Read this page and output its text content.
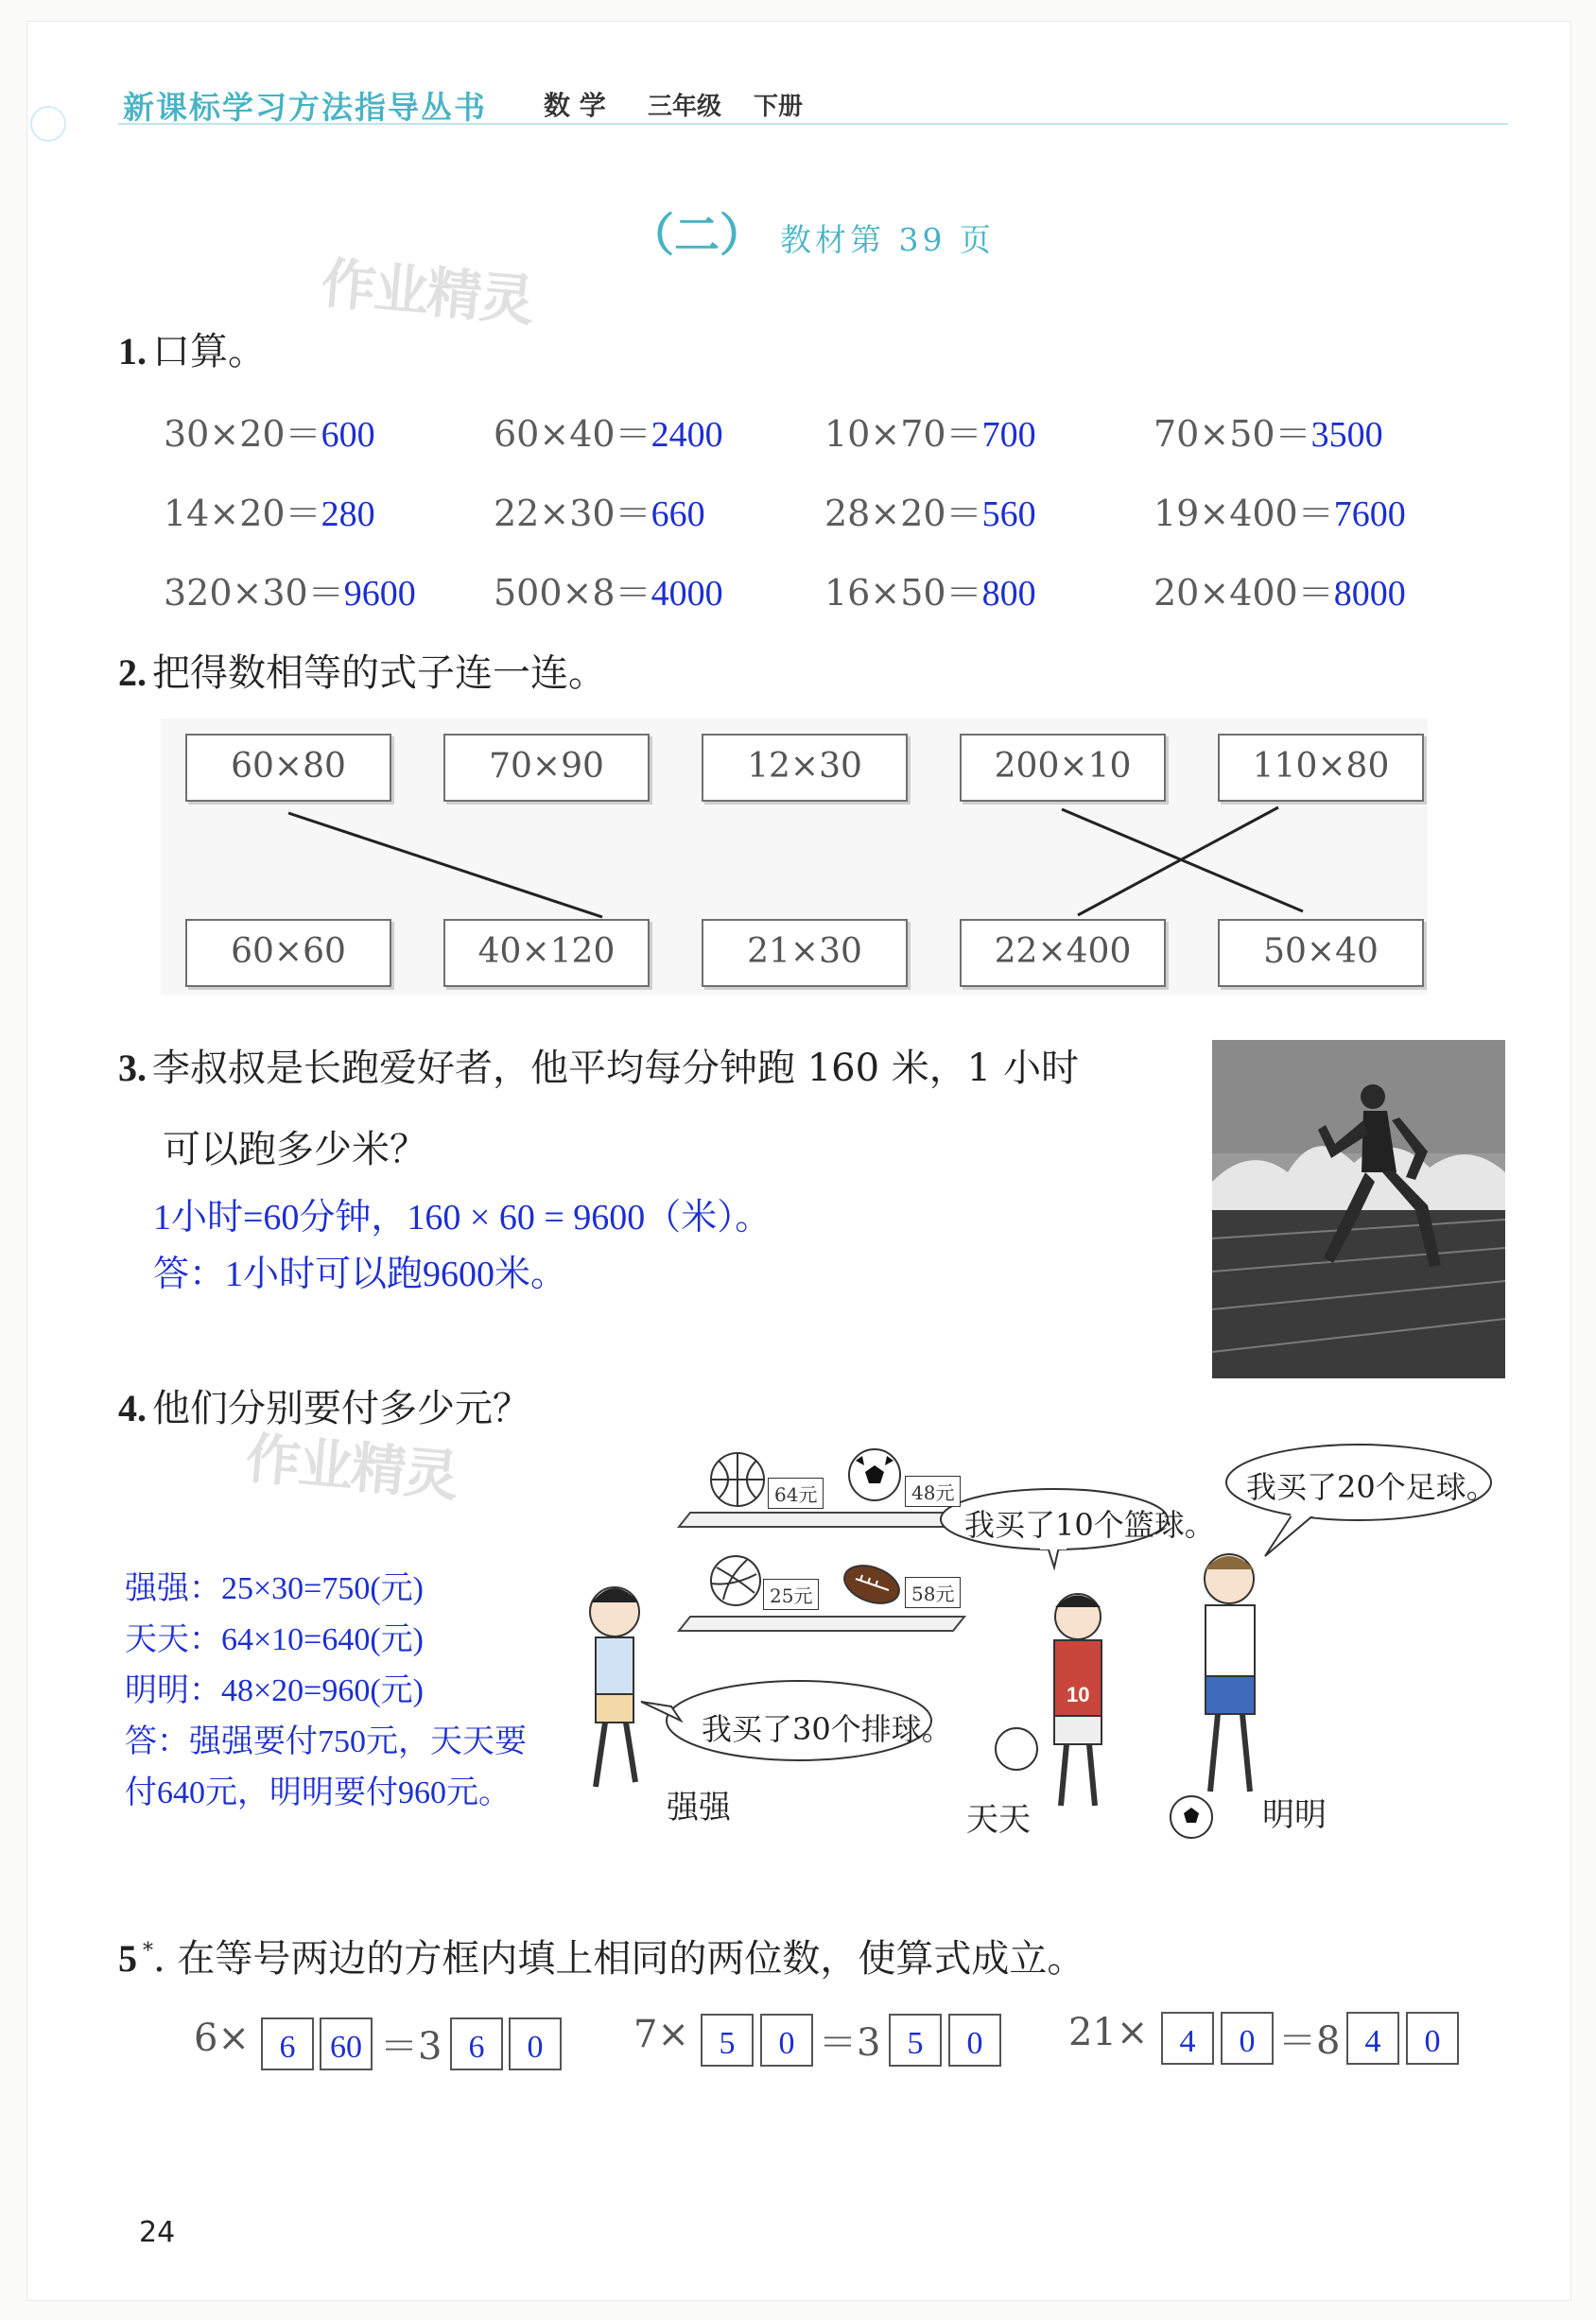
新课标学习方法指导丛书 数 学 三年级 下册
（二） 教材第 39 页
作业精灵
作业精灵
1. 口算。
30×20＝600	60×40＝2400	10×70＝700	70×50＝3500
14×20＝280	22×30＝660	28×20＝560	19×400＝7600
320×30＝9600 500×8＝4000	16×50＝800	20×400＝8000
2. 把得数相等的式子连一连。
60×80	70×90	12×30	200×10	110×80
60×60	40×120	21×30	22×400	50×40
3. 李叔叔是长跑爱好者，他平均每分钟跑 160 米，1 小时
可以跑多少米？
1小时=60分钟，160 × 60 = 9600（米）。
答：1小时可以跑9600米。
4. 他们分别要付多少元？
强强：25×30=750(元)
天天：64×10=640(元)
明明：48×20=960(元)
答：强强要付750元，天天要
付640元，明明要付960元。
64元	48元
25元	58元
我买了20个足球。
我买了10个篮球。
我买了30个排球。
10
强强	天天	明明
5 *. 在等号两边的方框内填上相同的两位数，使算式成立。
6× 6	60 ＝3 6	0	7× 5	0 ＝3 5	0	21× 4	0 ＝8 4	0
24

_ _ _ _ _ _ _

◆ **GIVEN PROBLEM**:
Write the entries above out in full, exactly, with no images.

◆ **COMPLETE OUTPUT**:
Read this page and output its text content.
新课标学习方法指导丛书 数 学 三年级 下册
（二） 教材第 39 页
作业精灵
作业精灵
1. 口算。
30×20＝600	60×40＝2400	10×70＝700	70×50＝3500
14×20＝280	22×30＝660	28×20＝560	19×400＝7600
320×30＝9600 500×8＝4000	16×50＝800	20×400＝8000
2. 把得数相等的式子连一连。
60×80	70×90	12×30	200×10	110×80
60×60	40×120	21×30	22×400	50×40
3. 李叔叔是长跑爱好者，他平均每分钟跑 160 米，1 小时
可以跑多少米？
1小时=60分钟，160 × 60 = 9600（米）。
答：1小时可以跑9600米。
4. 他们分别要付多少元？
强强：25×30=750(元)
天天：64×10=640(元)
明明：48×20=960(元)
答：强强要付750元，天天要
付640元，明明要付960元。
64元	48元
25元	58元
我买了20个足球。
我买了10个篮球。
我买了30个排球。
10
强强	天天	明明
5 *. 在等号两边的方框内填上相同的两位数，使算式成立。
6× 6	60 ＝3 6	0	7× 5	0 ＝3 5	0	21× 4	0 ＝8 4	0
24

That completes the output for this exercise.